# THE TASK
Search the data for the string "unique" and copy each line where it turns up.
** Opening INFORMATION GIVEN block **
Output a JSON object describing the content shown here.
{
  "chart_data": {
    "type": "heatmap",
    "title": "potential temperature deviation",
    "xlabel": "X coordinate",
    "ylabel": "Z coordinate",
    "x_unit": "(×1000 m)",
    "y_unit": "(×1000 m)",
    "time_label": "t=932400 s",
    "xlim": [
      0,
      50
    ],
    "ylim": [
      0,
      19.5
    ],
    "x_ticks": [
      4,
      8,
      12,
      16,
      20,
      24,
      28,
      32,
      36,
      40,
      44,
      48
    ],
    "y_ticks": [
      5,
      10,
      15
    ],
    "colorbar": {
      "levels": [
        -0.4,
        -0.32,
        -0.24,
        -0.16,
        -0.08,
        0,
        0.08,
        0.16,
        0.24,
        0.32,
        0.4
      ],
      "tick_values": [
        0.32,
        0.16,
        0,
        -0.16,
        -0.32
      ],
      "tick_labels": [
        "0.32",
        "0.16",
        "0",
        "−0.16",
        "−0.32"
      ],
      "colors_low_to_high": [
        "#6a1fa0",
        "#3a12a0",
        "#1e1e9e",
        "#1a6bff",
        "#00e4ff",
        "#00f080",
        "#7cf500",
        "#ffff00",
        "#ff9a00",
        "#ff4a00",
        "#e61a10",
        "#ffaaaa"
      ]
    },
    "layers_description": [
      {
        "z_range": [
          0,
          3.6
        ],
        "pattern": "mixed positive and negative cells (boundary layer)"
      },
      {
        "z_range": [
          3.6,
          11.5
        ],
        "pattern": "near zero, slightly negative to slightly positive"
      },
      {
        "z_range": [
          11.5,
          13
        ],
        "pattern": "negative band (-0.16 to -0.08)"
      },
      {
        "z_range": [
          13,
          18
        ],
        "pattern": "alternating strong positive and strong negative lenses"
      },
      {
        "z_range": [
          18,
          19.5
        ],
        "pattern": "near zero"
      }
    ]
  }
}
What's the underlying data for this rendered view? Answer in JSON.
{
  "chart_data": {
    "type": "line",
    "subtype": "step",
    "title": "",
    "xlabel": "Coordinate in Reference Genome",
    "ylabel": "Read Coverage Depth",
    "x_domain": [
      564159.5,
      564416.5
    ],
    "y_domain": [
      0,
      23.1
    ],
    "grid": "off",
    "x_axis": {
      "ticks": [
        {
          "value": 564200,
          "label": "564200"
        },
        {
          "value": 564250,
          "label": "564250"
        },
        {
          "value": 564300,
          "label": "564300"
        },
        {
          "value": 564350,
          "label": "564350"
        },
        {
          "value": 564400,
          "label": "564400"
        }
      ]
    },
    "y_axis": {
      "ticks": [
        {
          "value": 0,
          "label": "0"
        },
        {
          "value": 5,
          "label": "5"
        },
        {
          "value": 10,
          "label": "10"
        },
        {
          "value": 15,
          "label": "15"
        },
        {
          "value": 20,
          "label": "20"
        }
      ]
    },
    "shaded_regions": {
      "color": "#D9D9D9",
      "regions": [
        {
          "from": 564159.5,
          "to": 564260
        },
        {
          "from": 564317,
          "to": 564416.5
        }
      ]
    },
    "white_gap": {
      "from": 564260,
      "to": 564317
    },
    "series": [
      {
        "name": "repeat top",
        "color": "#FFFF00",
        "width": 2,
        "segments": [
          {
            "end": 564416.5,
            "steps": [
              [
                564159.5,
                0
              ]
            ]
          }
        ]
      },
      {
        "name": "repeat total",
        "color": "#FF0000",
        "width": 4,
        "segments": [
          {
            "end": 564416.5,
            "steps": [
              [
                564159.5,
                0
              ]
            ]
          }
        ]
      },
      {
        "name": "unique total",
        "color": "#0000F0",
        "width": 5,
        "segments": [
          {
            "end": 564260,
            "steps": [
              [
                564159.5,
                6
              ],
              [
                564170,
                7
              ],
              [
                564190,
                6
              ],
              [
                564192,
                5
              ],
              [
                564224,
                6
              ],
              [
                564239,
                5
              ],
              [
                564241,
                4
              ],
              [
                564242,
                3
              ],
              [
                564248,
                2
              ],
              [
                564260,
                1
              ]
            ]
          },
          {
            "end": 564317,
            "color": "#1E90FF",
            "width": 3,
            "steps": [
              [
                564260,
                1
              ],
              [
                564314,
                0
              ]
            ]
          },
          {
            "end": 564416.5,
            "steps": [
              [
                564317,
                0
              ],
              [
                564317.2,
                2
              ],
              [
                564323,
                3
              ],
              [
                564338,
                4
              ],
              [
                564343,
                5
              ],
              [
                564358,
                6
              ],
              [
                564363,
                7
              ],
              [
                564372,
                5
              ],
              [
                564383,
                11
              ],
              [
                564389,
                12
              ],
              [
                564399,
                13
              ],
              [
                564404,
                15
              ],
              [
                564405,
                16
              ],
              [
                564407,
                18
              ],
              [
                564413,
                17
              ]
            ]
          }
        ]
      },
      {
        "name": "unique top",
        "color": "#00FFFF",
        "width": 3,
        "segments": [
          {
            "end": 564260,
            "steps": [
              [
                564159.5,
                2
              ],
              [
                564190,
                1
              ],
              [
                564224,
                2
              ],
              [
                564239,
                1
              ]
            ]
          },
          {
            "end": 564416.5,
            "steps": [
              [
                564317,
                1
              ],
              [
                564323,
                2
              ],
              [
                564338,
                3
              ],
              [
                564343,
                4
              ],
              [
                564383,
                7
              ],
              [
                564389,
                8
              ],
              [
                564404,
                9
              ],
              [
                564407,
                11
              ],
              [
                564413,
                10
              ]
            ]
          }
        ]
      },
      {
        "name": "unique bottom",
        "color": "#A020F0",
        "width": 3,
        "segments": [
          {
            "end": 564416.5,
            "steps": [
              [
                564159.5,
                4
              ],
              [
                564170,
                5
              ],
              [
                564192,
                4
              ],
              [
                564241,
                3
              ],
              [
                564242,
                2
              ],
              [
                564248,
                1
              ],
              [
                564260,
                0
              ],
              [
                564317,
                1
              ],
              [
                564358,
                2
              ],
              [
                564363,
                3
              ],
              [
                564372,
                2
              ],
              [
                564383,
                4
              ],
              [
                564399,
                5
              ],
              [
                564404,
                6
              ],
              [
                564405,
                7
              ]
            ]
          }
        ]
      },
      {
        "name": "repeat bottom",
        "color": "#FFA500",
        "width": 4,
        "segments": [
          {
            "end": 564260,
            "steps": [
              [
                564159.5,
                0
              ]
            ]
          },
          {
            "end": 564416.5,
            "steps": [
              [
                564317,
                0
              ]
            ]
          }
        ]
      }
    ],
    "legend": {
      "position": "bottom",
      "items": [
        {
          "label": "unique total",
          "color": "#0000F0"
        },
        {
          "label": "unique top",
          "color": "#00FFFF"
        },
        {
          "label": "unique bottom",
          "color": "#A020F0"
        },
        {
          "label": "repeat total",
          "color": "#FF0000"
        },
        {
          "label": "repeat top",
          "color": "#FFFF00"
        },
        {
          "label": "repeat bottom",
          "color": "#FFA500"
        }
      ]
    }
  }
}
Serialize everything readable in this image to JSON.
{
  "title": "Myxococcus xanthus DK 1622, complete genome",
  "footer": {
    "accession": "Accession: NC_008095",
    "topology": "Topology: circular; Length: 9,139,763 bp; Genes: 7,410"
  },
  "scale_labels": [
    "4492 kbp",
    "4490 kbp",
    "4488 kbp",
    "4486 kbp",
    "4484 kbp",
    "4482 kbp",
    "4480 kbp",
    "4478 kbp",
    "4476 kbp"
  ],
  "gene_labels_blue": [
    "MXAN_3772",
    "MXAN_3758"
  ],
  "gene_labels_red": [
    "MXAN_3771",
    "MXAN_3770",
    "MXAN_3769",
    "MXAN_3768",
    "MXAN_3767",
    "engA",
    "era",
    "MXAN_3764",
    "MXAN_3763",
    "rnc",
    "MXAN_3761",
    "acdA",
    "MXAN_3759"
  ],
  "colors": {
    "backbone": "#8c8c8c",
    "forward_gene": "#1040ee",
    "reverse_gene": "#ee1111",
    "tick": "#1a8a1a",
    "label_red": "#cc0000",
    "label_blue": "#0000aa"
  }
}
** Closing INFORMATION GIVEN block **
# SOLUTION FOR THIS PROBLEM
        "name": "unique total",
        "name": "unique top",
        "name": "unique bottom",
          "label": "unique total",
          "label": "unique top",
          "label": "unique bottom",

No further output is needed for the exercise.